Text provided:

+---+

Before you recoil in horror at the thought of yet another live streaming-set, handheld horror entry, I’d like to quickly take the time to remind you that the sub-genre has come on in leaps and bounds since the days of the black and white, shaky-cam, see nothing days of The Blair Witch Project. From the muscular chaos of Cloverfield and [REC]• to the success of newer releases like Dashcam and Searching, budget crunching filmmakers have been getting pretty adept at harnessing thrills and spill for use on tablet-sized terrors.
And so I present to you Deadstream, a first-person horror comedy that playfully pokes the ribs of the phenomenon of the online personality while throwing in some fun Blair Witch/Evil Dead style jumps while it’s at it.
Ever wanted to see one of those over-excited, morally questionable, YouTubers receive some instant karma as they parade themselves around for clicks? This might be the film for you.
We are introduced to Shawn, a YouTuber that has recently returned online from being cancelled like a bad check after his channel – a series of outragous stunts that enables him to “face his fears” – went too far with a controversial skit that lost him his sponsors. However, with a brand of energy drink backing him up and a strict code of compliance to follow lest he gets booted from the internet for good this time, Shawn reasons he’d better do something epic to restore his fan base. So, a night in a haunted house it is.

+---+

Supplied entries:

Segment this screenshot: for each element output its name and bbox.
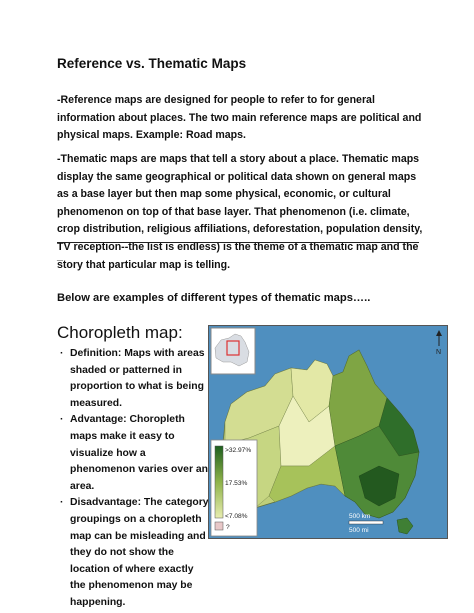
choropleth-bullet-list (60, 346, 210, 612)
bullet-marker: · (60, 497, 64, 509)
legend-unknown-label: ? (226, 524, 230, 531)
examples-intro: Below are examples of different types of thematic maps….. (57, 292, 371, 304)
horizontal-rule (57, 242, 419, 243)
scale-bar-line (349, 521, 383, 524)
legend-high-label: >32.97% (225, 447, 252, 454)
choropleth-map-image (208, 325, 448, 539)
thematic-maps-paragraph: -Thematic maps are maps that tell a story about a place. Thematic maps display the same geographical or political data shown on general maps as a base layer but then map some physical, economic, or cultural phenomenon on top of that base layer. That phenomenon (i.e. climate, crop distribution, religious affiliations, deforestation, population density, TV reception--the list is endless) is the theme of a thematic map and the story that particular map is telling. (57, 153, 423, 271)
legend-low-label: <7.08% (225, 513, 248, 520)
underscore-line: _ (57, 250, 63, 262)
advantage-text: Advantage: Choropleth maps make it easy to visualize how a phenomenon varies over an area. (70, 414, 209, 492)
legend-unknown-swatch (215, 522, 223, 530)
australia-choropleth-svg (209, 326, 447, 538)
bullet-marker: · (60, 348, 64, 359)
scale-mi-label: 500 mi (349, 527, 369, 534)
choropleth-heading: Choropleth map: (57, 323, 183, 342)
definition-text: Definition: Maps with areas shaded or patterned in proportion to what is being measured. (70, 348, 205, 409)
list-item (60, 412, 210, 495)
list-item (60, 346, 210, 412)
north-label: N (436, 349, 442, 356)
list-item (60, 495, 210, 611)
page-title: Reference vs. Thematic Maps (57, 56, 247, 71)
disadvantage-text: Disadvantage: The category groupings on a choropleth map can be misleading and they do not show the location of where exactly the phenomenon may be happening. (70, 497, 209, 608)
bullet-marker: · (60, 414, 64, 426)
legend-color-ramp (215, 446, 223, 518)
legend-mid-label: 17.53% (225, 480, 248, 487)
reference-maps-paragraph: -Reference maps are designed for people to refer to for general information about places. The two main reference maps are political and physical maps. Example: Road maps. (57, 94, 422, 142)
map-legend (211, 440, 257, 536)
scale-km-label: 500 km (349, 513, 371, 520)
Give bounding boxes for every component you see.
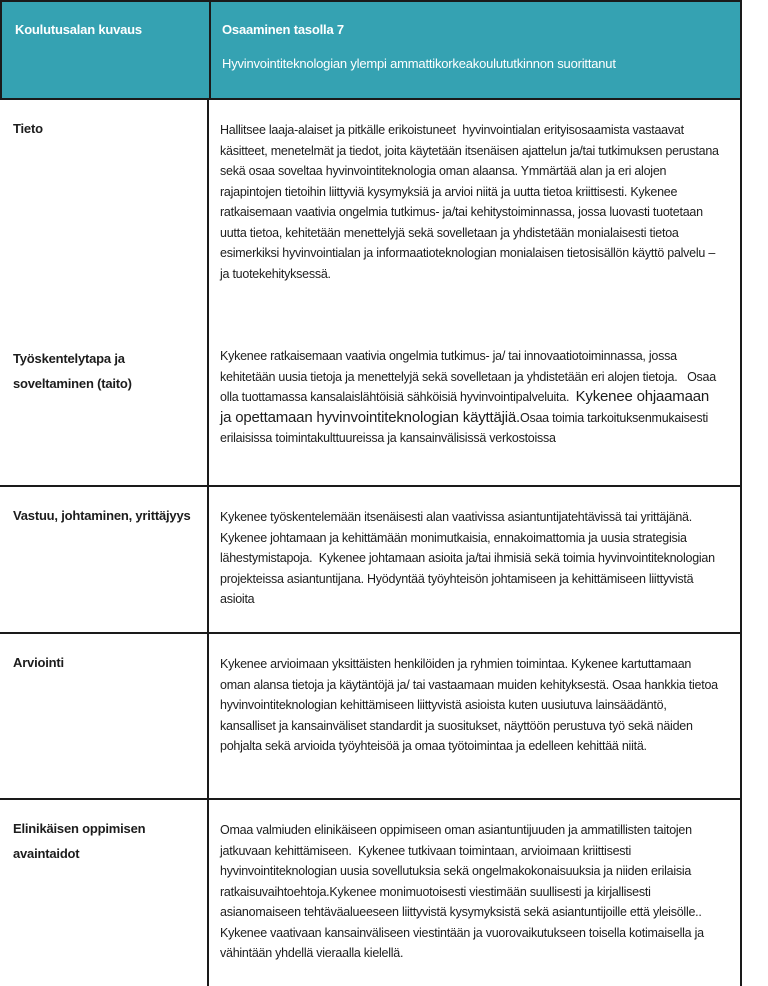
row-label-vastuu: Vastuu, johtaminen, yrittäjyys bbox=[13, 508, 191, 523]
header-cell-osaaminen bbox=[209, 2, 740, 98]
header-col1-label: Koulutusalan kuvaus bbox=[15, 22, 142, 37]
table-row-vastuu bbox=[0, 487, 742, 634]
row-text-cell bbox=[207, 487, 740, 632]
row-text-vastuu: Kykenee työskentelemään itsenäisesti alan vaativissa asiantuntijatehtävissä tai yrittäjänä. Kykenee johtamaan ja kehittämään monimutkaisia, ennakoimattomia ja uusia strategisia lähestymistapoja. Kykenee johtamaan asioita ja/tai ihmisiä sekä toimia hyvinvointiteknologian projekteissa asiantuntijana. Hyödyntää työyhteisön johtamiseen ja kehittämiseen liittyvistä asioita bbox=[220, 510, 719, 606]
row-label-cell bbox=[0, 800, 207, 986]
table-header-row bbox=[0, 0, 742, 100]
table-row-tieto bbox=[0, 100, 742, 333]
row-label-cell bbox=[0, 487, 207, 632]
row-label-tyoskentelytapa: Työskentelytapa ja soveltaminen (taito) bbox=[13, 351, 132, 391]
text-segment-normal: Kykenee ratkaisemaan vaativia ongelmia tutkimus- ja/ tai innovaatiotoiminnassa, jossa kehitetään uusia tietoja ja menettelyjä sekä sovelletaan ja yhdistetään eri alojen tietoja. Osaa olla tuottamassa kansalaislähtöisiä sähköisiä hyvinvointipalveluita. bbox=[220, 349, 720, 404]
table-row-elinikainen bbox=[0, 800, 742, 986]
row-label-elinikainen: Elinikäisen oppimisen avaintaidot bbox=[13, 821, 146, 861]
row-text-cell bbox=[207, 333, 740, 485]
row-label-arviointi: Arviointi bbox=[13, 655, 64, 670]
row-text-tyoskentelytapa bbox=[220, 346, 722, 449]
row-text-cell bbox=[207, 634, 740, 798]
row-label-tieto: Tieto bbox=[13, 121, 43, 136]
row-label-cell bbox=[0, 100, 207, 333]
table-row-tyoskentelytapa bbox=[0, 333, 742, 487]
row-text-tieto: Hallitsee laaja-alaiset ja pitkälle erikoistuneet hyvinvointialan erityisosaamista vastaavat käsitteet, menetelmät ja tiedot, joita käytetään itsenäisen ajattelun ja/tai tutkimuksen perustana sekä osaa soveltaa hyvinvointiteknologia oman alaansa. Ymmärtää alan ja eri alojen rajapintojen tietoihin liittyviä kysymyksiä ja arvioi niitä ja uutta tietoa kriittisesti. Kykenee ratkaisemaan vaativia ongelmia tutkimus- ja/tai kehitystoiminnassa, jossa luovasti tuotetaan uutta tietoa, kehitetään menettelyjä sekä sovelletaan ja yhdistetään monialaisesti tietoa esimerkiksi hyvinvointialan ja informaatioteknologian monialaisen tietosisällön käyttö palvelu – ja tuotekehityksessä. bbox=[220, 123, 722, 281]
header-col2-subtitle: Hyvinvointiteknologian ylempi ammattikorkeakoulututkinnon suorittanut bbox=[222, 56, 616, 71]
row-text-elinikainen: Omaa valmiuden elinikäiseen oppimiseen oman asiantuntijuuden ja ammatillisten taitojen jatkuvaan kehittämiseen. Kykenee tutkivaan toimintaan, arvioimaan kriittisesti hyvinvointiteknologian uusia sovellutuksia sekä ongelmakokonaisuuksia ja niiden erilaisia ratkaisuvaihtoehtoja.Kykenee monimuotoisesti viestimään suullisesti ja kirjallisesti asianomaiseen tehtäväalueeseen liittyvistä kysymyksistä sekä asiantuntijoille että yleisölle.. Kykenee vaativaan kansainväliseen viestintään ja vuorovaikutukseen toisella kotimaisella ja vähintään yhdellä vieraalla kielellä. bbox=[220, 823, 709, 960]
header-cell-koulutusalan-kuvaus bbox=[2, 2, 209, 98]
row-text-cell bbox=[207, 800, 740, 986]
text-segment-large: Kykenee ohjaamaan ja opettamaan hyvinvointiteknologian käyttäjiä. bbox=[220, 388, 713, 426]
row-label-cell bbox=[0, 634, 207, 798]
row-label-cell bbox=[0, 333, 207, 485]
table-row-arviointi bbox=[0, 634, 742, 800]
text-segment-normal: Osaa toimia tarkoituksenmukaisesti erilaisissa toimintakulttuureissa ja kansainvälisissä verkostoissa bbox=[220, 410, 712, 445]
row-text-cell bbox=[207, 100, 740, 333]
row-text-arviointi: Kykenee arvioimaan yksittäisten henkilöiden ja ryhmien toimintaa. Kykenee kartuttamaan oman alansa tietoja ja käytäntöjä ja/ tai vastaamaan muiden kehityksestä. Osaa hankkia tietoa hyvinvointiteknologian kehittämiseen liittyvistä asioista kuten uusiutuva lainsäädäntö, kansalliset ja kansainväliset standardit ja suositukset, näyttöön perustuva työ sekä näiden pohjalta sekä arvioida työyhteisöä ja omaa työtoimintaa ja edelleen kehittää niitä. bbox=[220, 657, 722, 753]
header-col2-title: Osaaminen tasolla 7 bbox=[222, 22, 344, 37]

+---+

Exercises to complete:
(1) Answer these from the Deadstream review:
(a) Which two newer releases are named as successes?
(b) What kind of film is Deadstream called?
(c) Where does Shawn decide to spend a night?
(2) Does each statement agree with the Deadstream review? Answer yes or no and quote the words that decide it.
(a) Shawn lost his sponsors over a controversial skit.
(b) The Blair Witch Project is remembered as being shot in color.
(c) An energy drink brand is backing Shawn.
(3) Set down, word for word, the part of the Deadstream review between "And so I present" and "it’s at it.", inclusive.
The items have no connection to the Deadstream review.

Expected results:
(1)
(a) Dashcam and Searching
(b) A first-person horror comedy
(c) In a haunted house

(2)
(a) Yes: "went too far with a controversial skit that lost him his sponsors"
(b) No: "the black and white, shaky-cam, see nothing days of The Blair Witch Project"
(c) Yes: "with a brand of energy drink backing him up"

(3)
And so I present to you Deadstream, a first-person horror comedy that playfully pokes the ribs of the phenomenon of the online personality while throwing in some fun Blair Witch/Evil Dead style jumps while it’s at it.